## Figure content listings
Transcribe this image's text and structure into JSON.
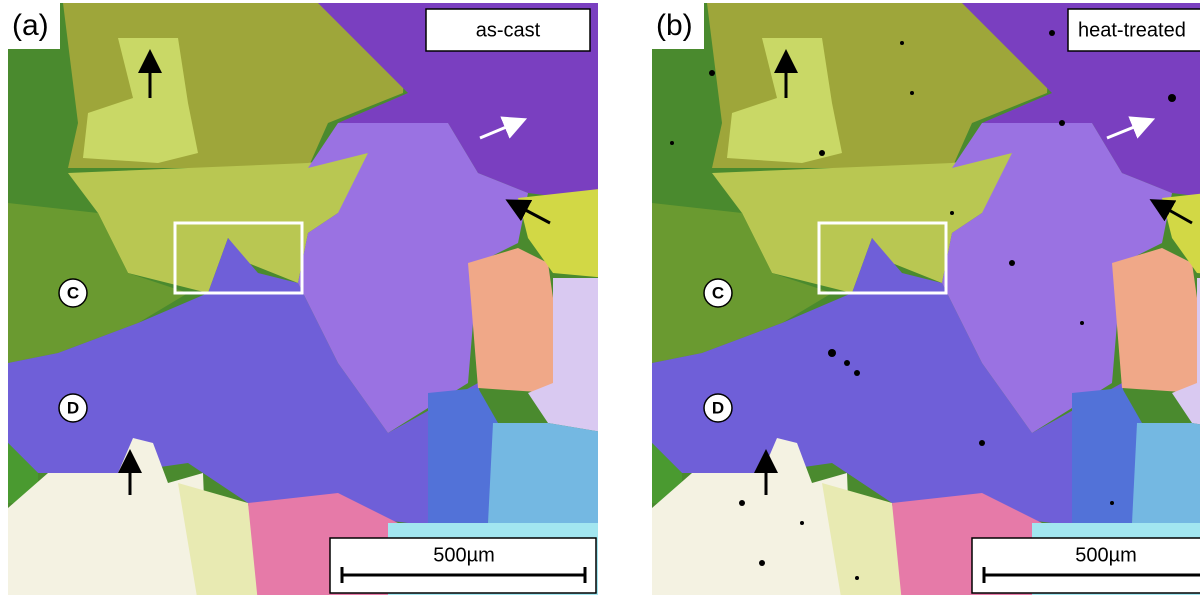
{
  "panels": [
    {
      "label": "(a)",
      "condition": "as-cast",
      "markers": [
        "C",
        "D"
      ],
      "scale_bar": "500µm"
    },
    {
      "label": "(b)",
      "condition": "heat-treated",
      "markers": [
        "C",
        "D"
      ],
      "scale_bar": "500µm"
    }
  ]
}
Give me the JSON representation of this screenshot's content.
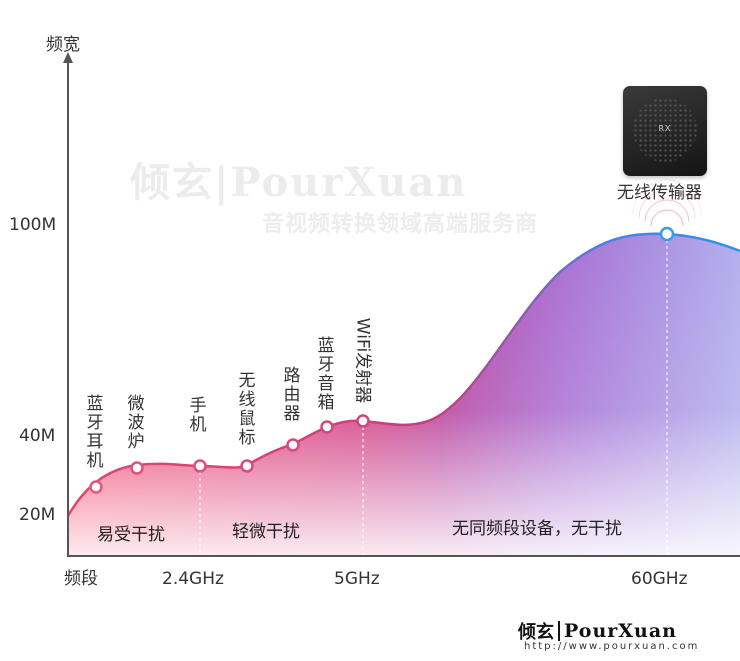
{
  "axes": {
    "y_title": "频宽",
    "x_title": "频段",
    "y_ticks": [
      "100M",
      "40M",
      "20M"
    ],
    "x_ticks": [
      "2.4GHz",
      "5GHz",
      "60GHz"
    ]
  },
  "watermark": {
    "brand": "倾玄|PourXuan",
    "tagline": "音视频转换领域高端服务商"
  },
  "devices": [
    {
      "label": "蓝牙耳机"
    },
    {
      "label": "微波炉"
    },
    {
      "label": "手机"
    },
    {
      "label": "无线鼠标"
    },
    {
      "label": "路由器"
    },
    {
      "label": "蓝牙音箱"
    },
    {
      "label": "WiFi发射器"
    }
  ],
  "peak_device": {
    "label": "无线传输器",
    "badge": "RX"
  },
  "zones": {
    "z1": "易受干扰",
    "z2": "轻微干扰",
    "z3": "无同频段设备，无干扰"
  },
  "footer": {
    "logo_cn": "倾玄",
    "logo_en": "PourXuan",
    "url": "http://www.pourxuan.com"
  },
  "colors": {
    "low_band": "#f0345f",
    "mid_band": "#d63a78",
    "high_band": "#6a4fd8",
    "curve_stroke_low": "#e24a7a",
    "curve_stroke_high": "#3b8ee8",
    "point_fill": "#ffffff"
  }
}
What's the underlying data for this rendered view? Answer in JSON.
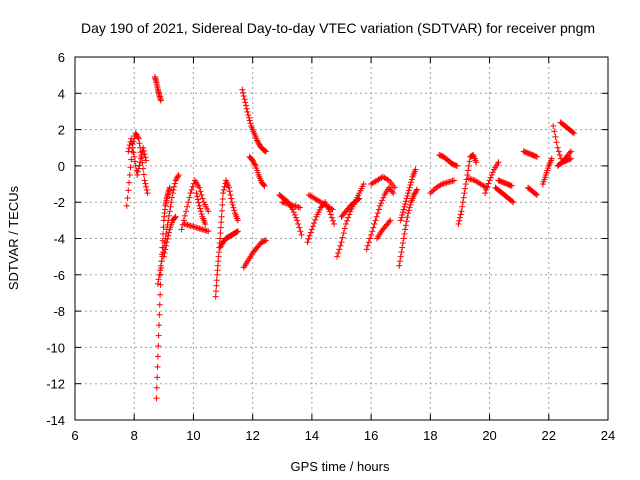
{
  "chart_data": {
    "type": "scatter",
    "title": "Day 190 of 2021, Sidereal Day-to-day VTEC variation (SDTVAR) for receiver pngm",
    "xlabel": "GPS time / hours",
    "ylabel": "SDTVAR / TECUs",
    "xlim": [
      6,
      24
    ],
    "ylim": [
      -14,
      6
    ],
    "xticks": [
      6,
      8,
      10,
      12,
      14,
      16,
      18,
      20,
      22,
      24
    ],
    "yticks": [
      6,
      4,
      2,
      0,
      -2,
      -4,
      -6,
      -8,
      -10,
      -12,
      -14
    ],
    "grid": true,
    "marker": "plus",
    "color": "#ff0000",
    "arcs": [
      {
        "x": [
          7.75,
          7.85,
          7.95,
          8.05,
          8.15,
          8.25,
          8.35,
          8.45
        ],
        "y": [
          -2.2,
          -0.5,
          1.2,
          1.8,
          1.5,
          0.5,
          -0.8,
          -1.5
        ]
      },
      {
        "x": [
          7.8,
          7.9,
          8.0,
          8.1,
          8.2,
          8.3,
          8.4
        ],
        "y": [
          0.8,
          1.5,
          0.5,
          -0.5,
          0.2,
          1.0,
          0.3
        ]
      },
      {
        "x": [
          8.7,
          8.75,
          8.8,
          8.85,
          8.9
        ],
        "y": [
          4.9,
          4.6,
          4.2,
          3.9,
          3.6
        ]
      },
      {
        "x": [
          8.75,
          8.8,
          8.85,
          8.9,
          8.95,
          9.0,
          9.05,
          9.1,
          9.15,
          9.2
        ],
        "y": [
          -12.8,
          -10.5,
          -8.2,
          -6.0,
          -4.5,
          -3.0,
          -2.2,
          -1.8,
          -1.5,
          -1.2
        ]
      },
      {
        "x": [
          8.8,
          8.9,
          9.0,
          9.1,
          9.2,
          9.3,
          9.4,
          9.5
        ],
        "y": [
          -6.5,
          -5.5,
          -4.5,
          -3.5,
          -2.5,
          -1.5,
          -0.8,
          -0.5
        ]
      },
      {
        "x": [
          9.0,
          9.1,
          9.2,
          9.3,
          9.4
        ],
        "y": [
          -5.0,
          -4.2,
          -3.5,
          -3.0,
          -2.8
        ]
      },
      {
        "x": [
          9.6,
          9.75,
          9.9,
          10.05,
          10.2,
          10.35,
          10.5
        ],
        "y": [
          -3.5,
          -2.5,
          -1.5,
          -0.8,
          -1.2,
          -2.0,
          -2.5
        ]
      },
      {
        "x": [
          9.7,
          9.9,
          10.1,
          10.3,
          10.5
        ],
        "y": [
          -3.2,
          -3.3,
          -3.4,
          -3.5,
          -3.6
        ]
      },
      {
        "x": [
          10.1,
          10.2,
          10.3,
          10.4
        ],
        "y": [
          -1.5,
          -2.2,
          -2.8,
          -3.2
        ]
      },
      {
        "x": [
          10.75,
          10.8,
          10.85,
          10.9,
          10.95,
          11.0,
          11.1,
          11.2,
          11.3,
          11.4,
          11.5
        ],
        "y": [
          -7.2,
          -6.0,
          -5.0,
          -4.0,
          -2.8,
          -1.5,
          -0.8,
          -1.2,
          -2.0,
          -2.6,
          -3.0
        ]
      },
      {
        "x": [
          10.9,
          11.0,
          11.1,
          11.2,
          11.3,
          11.4,
          11.5
        ],
        "y": [
          -4.5,
          -4.2,
          -4.0,
          -3.9,
          -3.8,
          -3.7,
          -3.6
        ]
      },
      {
        "x": [
          11.65,
          11.75,
          11.85,
          11.95,
          12.05,
          12.15,
          12.25,
          12.35,
          12.45
        ],
        "y": [
          4.2,
          3.5,
          2.8,
          2.2,
          1.8,
          1.4,
          1.1,
          0.9,
          0.8
        ]
      },
      {
        "x": [
          11.9,
          12.0,
          12.1,
          12.2,
          12.3,
          12.4
        ],
        "y": [
          0.5,
          0.3,
          0.0,
          -0.5,
          -0.9,
          -1.1
        ]
      },
      {
        "x": [
          11.7,
          11.85,
          12.0,
          12.15,
          12.3,
          12.45
        ],
        "y": [
          -5.6,
          -5.2,
          -4.8,
          -4.5,
          -4.2,
          -4.1
        ]
      },
      {
        "x": [
          12.9,
          13.05,
          13.2,
          13.35,
          13.5,
          13.65
        ],
        "y": [
          -1.6,
          -1.8,
          -2.0,
          -2.4,
          -3.0,
          -3.8
        ]
      },
      {
        "x": [
          13.0,
          13.2,
          13.4,
          13.6
        ],
        "y": [
          -2.0,
          -2.1,
          -2.2,
          -2.3
        ]
      },
      {
        "x": [
          13.85,
          14.0,
          14.15,
          14.3,
          14.45,
          14.6,
          14.75
        ],
        "y": [
          -4.2,
          -3.5,
          -2.8,
          -2.3,
          -2.0,
          -2.5,
          -3.2
        ]
      },
      {
        "x": [
          13.9,
          14.1,
          14.3,
          14.5,
          14.7
        ],
        "y": [
          -1.6,
          -1.8,
          -2.0,
          -2.2,
          -2.4
        ]
      },
      {
        "x": [
          14.85,
          15.0,
          15.15,
          15.3,
          15.45,
          15.6,
          15.75
        ],
        "y": [
          -5.0,
          -4.2,
          -3.2,
          -2.5,
          -2.0,
          -1.5,
          -1.0
        ]
      },
      {
        "x": [
          15.0,
          15.15,
          15.3,
          15.45,
          15.6
        ],
        "y": [
          -2.8,
          -2.5,
          -2.2,
          -2.0,
          -1.8
        ]
      },
      {
        "x": [
          15.85,
          16.0,
          16.15,
          16.3,
          16.45,
          16.6,
          16.75
        ],
        "y": [
          -4.6,
          -3.8,
          -3.0,
          -2.2,
          -1.6,
          -1.2,
          -1.5
        ]
      },
      {
        "x": [
          16.2,
          16.35,
          16.5,
          16.65
        ],
        "y": [
          -4.0,
          -3.6,
          -3.3,
          -3.0
        ]
      },
      {
        "x": [
          16.0,
          16.2,
          16.4,
          16.6,
          16.8
        ],
        "y": [
          -1.0,
          -0.8,
          -0.6,
          -0.8,
          -1.2
        ]
      },
      {
        "x": [
          16.95,
          17.05,
          17.15,
          17.25,
          17.35,
          17.45,
          17.55
        ],
        "y": [
          -5.5,
          -4.5,
          -3.5,
          -2.6,
          -2.0,
          -1.6,
          -1.3
        ]
      },
      {
        "x": [
          17.0,
          17.1,
          17.2,
          17.3,
          17.4,
          17.5
        ],
        "y": [
          -3.0,
          -2.4,
          -1.8,
          -1.2,
          -0.6,
          -0.2
        ]
      },
      {
        "x": [
          18.0,
          18.2,
          18.4,
          18.6,
          18.8
        ],
        "y": [
          -1.5,
          -1.2,
          -1.0,
          -0.9,
          -0.8
        ]
      },
      {
        "x": [
          18.3,
          18.45,
          18.6,
          18.75,
          18.9
        ],
        "y": [
          0.6,
          0.5,
          0.3,
          0.1,
          0.0
        ]
      },
      {
        "x": [
          18.95,
          19.05,
          19.15,
          19.25,
          19.35,
          19.45,
          19.55
        ],
        "y": [
          -3.2,
          -2.5,
          -1.5,
          -0.5,
          0.5,
          0.6,
          0.2
        ]
      },
      {
        "x": [
          19.3,
          19.5,
          19.7,
          19.9
        ],
        "y": [
          -0.7,
          -0.8,
          -1.0,
          -1.2
        ]
      },
      {
        "x": [
          19.85,
          20.0,
          20.15,
          20.3
        ],
        "y": [
          -1.5,
          -0.8,
          -0.2,
          0.2
        ]
      },
      {
        "x": [
          20.3,
          20.45,
          20.6,
          20.75
        ],
        "y": [
          -0.8,
          -0.9,
          -1.0,
          -1.1
        ]
      },
      {
        "x": [
          20.2,
          20.35,
          20.5,
          20.65,
          20.8
        ],
        "y": [
          -1.2,
          -1.4,
          -1.6,
          -1.8,
          -2.0
        ]
      },
      {
        "x": [
          21.15,
          21.3,
          21.45,
          21.6
        ],
        "y": [
          0.8,
          0.7,
          0.6,
          0.5
        ]
      },
      {
        "x": [
          21.3,
          21.45,
          21.6
        ],
        "y": [
          -1.2,
          -1.4,
          -1.6
        ]
      },
      {
        "x": [
          21.8,
          21.9,
          22.0,
          22.1
        ],
        "y": [
          -1.0,
          -0.5,
          0.0,
          0.4
        ]
      },
      {
        "x": [
          22.15,
          22.3,
          22.45,
          22.6,
          22.75
        ],
        "y": [
          2.2,
          1.0,
          0.2,
          0.5,
          0.8
        ]
      },
      {
        "x": [
          22.3,
          22.45,
          22.6,
          22.75
        ],
        "y": [
          0.0,
          0.2,
          0.3,
          0.4
        ]
      },
      {
        "x": [
          22.4,
          22.55,
          22.7,
          22.85
        ],
        "y": [
          2.4,
          2.2,
          2.0,
          1.8
        ]
      }
    ]
  }
}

## Given request
Find every line in the records that contains the word "this"; copy those lines.

## Written solution
Transcribe this image's text and structure into JSON.
Give me the JSON representation of this screenshot's content.
What's the underlying data for this rendered view? Answer in JSON.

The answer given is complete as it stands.